_RECORD LIST_:
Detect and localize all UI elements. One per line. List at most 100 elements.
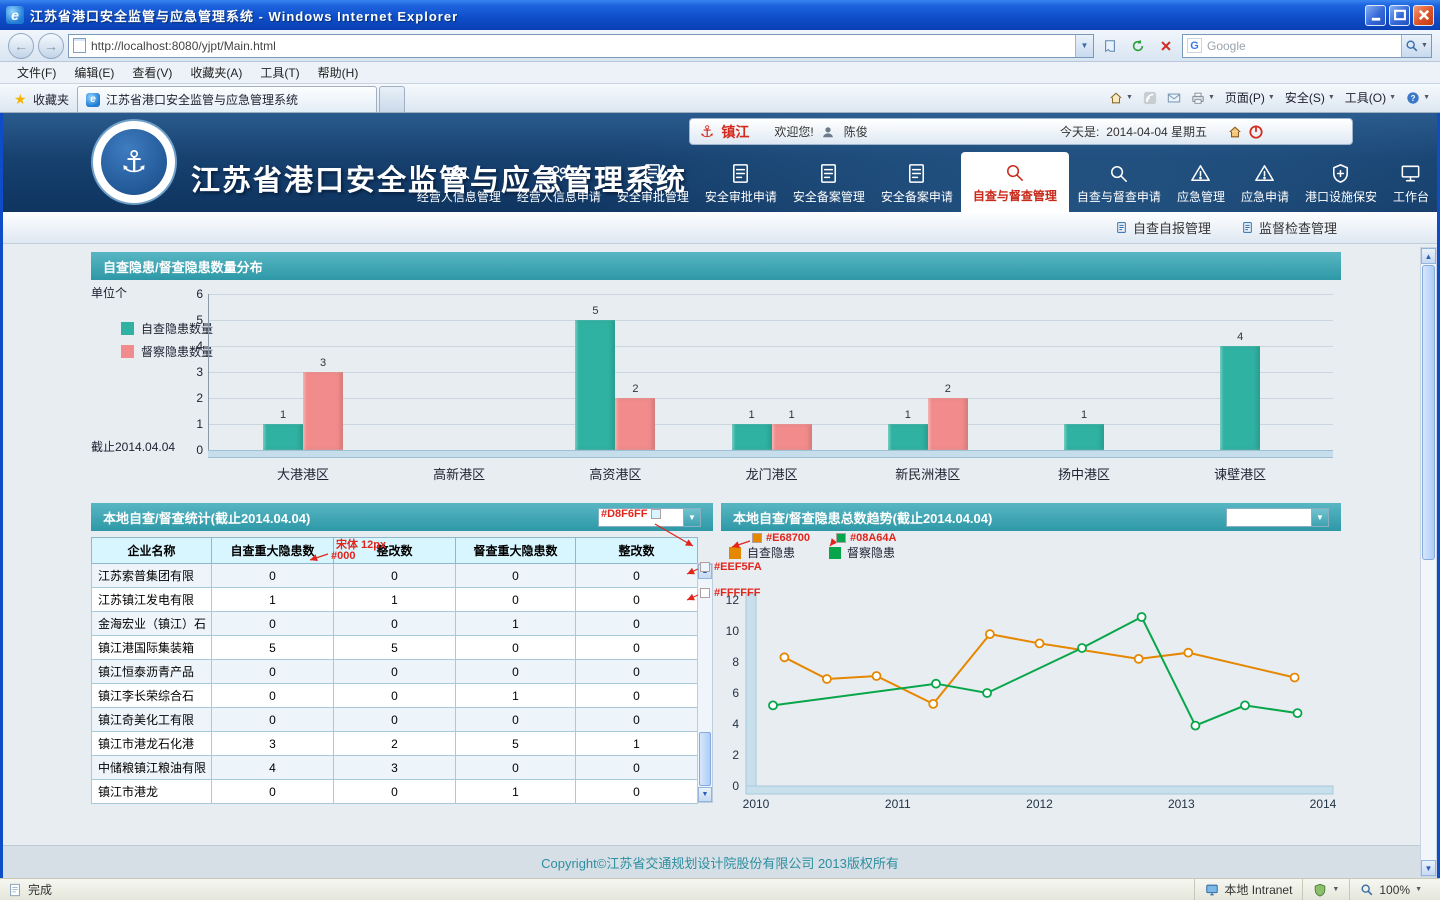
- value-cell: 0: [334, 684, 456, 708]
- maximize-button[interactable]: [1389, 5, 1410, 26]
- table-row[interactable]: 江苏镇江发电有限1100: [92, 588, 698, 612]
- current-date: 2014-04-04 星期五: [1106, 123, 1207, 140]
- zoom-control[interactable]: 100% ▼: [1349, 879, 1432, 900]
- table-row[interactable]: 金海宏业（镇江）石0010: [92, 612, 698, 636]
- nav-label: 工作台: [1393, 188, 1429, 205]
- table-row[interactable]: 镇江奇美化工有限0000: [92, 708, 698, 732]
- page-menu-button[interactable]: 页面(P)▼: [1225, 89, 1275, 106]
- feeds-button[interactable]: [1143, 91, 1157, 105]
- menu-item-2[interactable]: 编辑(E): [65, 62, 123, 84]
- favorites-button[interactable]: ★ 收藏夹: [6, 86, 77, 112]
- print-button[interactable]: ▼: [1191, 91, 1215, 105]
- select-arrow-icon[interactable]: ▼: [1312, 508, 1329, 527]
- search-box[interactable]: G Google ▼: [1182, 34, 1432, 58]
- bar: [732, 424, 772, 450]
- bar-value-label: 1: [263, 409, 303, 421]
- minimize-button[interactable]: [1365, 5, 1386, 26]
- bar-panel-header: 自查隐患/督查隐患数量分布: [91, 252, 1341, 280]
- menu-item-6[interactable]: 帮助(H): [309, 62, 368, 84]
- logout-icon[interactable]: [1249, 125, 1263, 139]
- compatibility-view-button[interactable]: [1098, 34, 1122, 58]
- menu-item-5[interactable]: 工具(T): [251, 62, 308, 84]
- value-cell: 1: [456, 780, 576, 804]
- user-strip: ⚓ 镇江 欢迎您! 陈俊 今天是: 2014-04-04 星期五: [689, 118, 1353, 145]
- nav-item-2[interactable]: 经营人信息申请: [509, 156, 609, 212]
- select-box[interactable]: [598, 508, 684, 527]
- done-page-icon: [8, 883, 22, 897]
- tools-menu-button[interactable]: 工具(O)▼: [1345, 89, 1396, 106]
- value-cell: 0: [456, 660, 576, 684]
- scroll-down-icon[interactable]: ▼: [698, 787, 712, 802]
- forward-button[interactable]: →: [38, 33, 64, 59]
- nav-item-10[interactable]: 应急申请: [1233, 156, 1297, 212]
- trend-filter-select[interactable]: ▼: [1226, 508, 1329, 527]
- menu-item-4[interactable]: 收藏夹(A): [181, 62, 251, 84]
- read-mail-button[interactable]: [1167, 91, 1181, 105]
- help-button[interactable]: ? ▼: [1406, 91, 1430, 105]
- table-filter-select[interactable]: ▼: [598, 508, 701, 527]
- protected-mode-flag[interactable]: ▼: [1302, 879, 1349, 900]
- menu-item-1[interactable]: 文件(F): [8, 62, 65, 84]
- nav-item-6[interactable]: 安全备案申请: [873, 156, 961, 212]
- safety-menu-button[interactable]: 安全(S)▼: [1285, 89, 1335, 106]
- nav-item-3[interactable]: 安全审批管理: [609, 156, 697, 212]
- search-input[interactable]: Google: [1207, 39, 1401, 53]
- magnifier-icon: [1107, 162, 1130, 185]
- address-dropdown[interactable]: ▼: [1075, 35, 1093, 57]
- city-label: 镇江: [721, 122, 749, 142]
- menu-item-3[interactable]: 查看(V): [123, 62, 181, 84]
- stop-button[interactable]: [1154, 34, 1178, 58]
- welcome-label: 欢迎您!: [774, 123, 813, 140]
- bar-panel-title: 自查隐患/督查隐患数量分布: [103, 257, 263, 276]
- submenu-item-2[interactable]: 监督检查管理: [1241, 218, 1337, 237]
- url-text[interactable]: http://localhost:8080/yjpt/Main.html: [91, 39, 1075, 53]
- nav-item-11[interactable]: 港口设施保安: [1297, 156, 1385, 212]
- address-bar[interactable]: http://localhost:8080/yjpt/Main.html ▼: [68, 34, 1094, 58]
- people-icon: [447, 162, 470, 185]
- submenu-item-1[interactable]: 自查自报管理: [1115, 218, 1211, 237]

_TASK STATEMENT_: Rewrite the listing, substituting "data-cell" for each occurrence of "value-cell" and changing nothing else. Leave out the picture.

_THE COMPLETED TASK_:
Detect and localize all UI elements. One per line. List at most 100 elements.
- data-cell: 0: [334, 684, 456, 708]
- maximize-button[interactable]: [1389, 5, 1410, 26]
- table-row[interactable]: 江苏镇江发电有限1100: [92, 588, 698, 612]
- current-date: 2014-04-04 星期五: [1106, 123, 1207, 140]
- zoom-control[interactable]: 100% ▼: [1349, 879, 1432, 900]
- table-row[interactable]: 金海宏业（镇江）石0010: [92, 612, 698, 636]
- nav-label: 工作台: [1393, 188, 1429, 205]
- table-row[interactable]: 镇江奇美化工有限0000: [92, 708, 698, 732]
- page-menu-button[interactable]: 页面(P)▼: [1225, 89, 1275, 106]
- feeds-button[interactable]: [1143, 91, 1157, 105]
- menu-item-2[interactable]: 编辑(E): [65, 62, 123, 84]
- favorites-button[interactable]: ★ 收藏夹: [6, 86, 77, 112]
- print-button[interactable]: ▼: [1191, 91, 1215, 105]
- select-arrow-icon[interactable]: ▼: [1312, 508, 1329, 527]
- search-box[interactable]: G Google ▼: [1182, 34, 1432, 58]
- bar: [732, 424, 772, 450]
- bar-value-label: 1: [263, 409, 303, 421]
- minimize-button[interactable]: [1365, 5, 1386, 26]
- bar-panel-header: 自查隐患/督查隐患数量分布: [91, 252, 1341, 280]
- menu-item-6[interactable]: 帮助(H): [309, 62, 368, 84]
- logout-icon[interactable]: [1249, 125, 1263, 139]
- compatibility-view-button[interactable]: [1098, 34, 1122, 58]
- menu-item-5[interactable]: 工具(T): [251, 62, 308, 84]
- data-cell: 1: [456, 780, 576, 804]
- user-strip: ⚓ 镇江 欢迎您! 陈俊 今天是: 2014-04-04 星期五: [689, 118, 1353, 145]
- nav-item-2[interactable]: 经营人信息申请: [509, 156, 609, 212]
- select-box[interactable]: [598, 508, 684, 527]
- done-page-icon: [8, 883, 22, 897]
- tools-menu-button[interactable]: 工具(O)▼: [1345, 89, 1396, 106]
- data-cell: 0: [456, 660, 576, 684]
- scroll-down-icon[interactable]: ▼: [698, 787, 712, 802]
- forward-button[interactable]: →: [38, 33, 64, 59]
- nav-item-10[interactable]: 应急申请: [1233, 156, 1297, 212]
- trend-filter-select[interactable]: ▼: [1226, 508, 1329, 527]
- menu-item-4[interactable]: 收藏夹(A): [181, 62, 251, 84]
- read-mail-button[interactable]: [1167, 91, 1181, 105]
- help-button[interactable]: ? ▼: [1406, 91, 1430, 105]
- table-filter-select[interactable]: ▼: [598, 508, 701, 527]
- protected-mode-flag[interactable]: ▼: [1302, 879, 1349, 900]
- menu-item-1[interactable]: 文件(F): [8, 62, 65, 84]
- nav-item-6[interactable]: 安全备案申请: [873, 156, 961, 212]
- safety-menu-button[interactable]: 安全(S)▼: [1285, 89, 1335, 106]
- nav-item-3[interactable]: 安全审批管理: [609, 156, 697, 212]
- search-input[interactable]: Google: [1207, 39, 1401, 53]
- magnifier-icon: [1107, 162, 1130, 185]
- address-dropdown[interactable]: ▼: [1075, 35, 1093, 57]
- city-label: 镇江: [721, 122, 749, 142]
- menu-item-3[interactable]: 查看(V): [123, 62, 181, 84]
- stop-button[interactable]: [1154, 34, 1178, 58]
- welcome-label: 欢迎您!: [774, 123, 813, 140]
- bar-panel-title: 自查隐患/督查隐患数量分布: [103, 257, 263, 276]
- submenu-item-2[interactable]: 监督检查管理: [1241, 218, 1337, 237]
- url-text[interactable]: http://localhost:8080/yjpt/Main.html: [91, 39, 1075, 53]
- nav-item-11[interactable]: 港口设施保安: [1297, 156, 1385, 212]
- address-bar[interactable]: http://localhost:8080/yjpt/Main.html ▼: [68, 34, 1094, 58]
- people-icon: [447, 162, 470, 185]
- submenu-item-1[interactable]: 自查自报管理: [1115, 218, 1211, 237]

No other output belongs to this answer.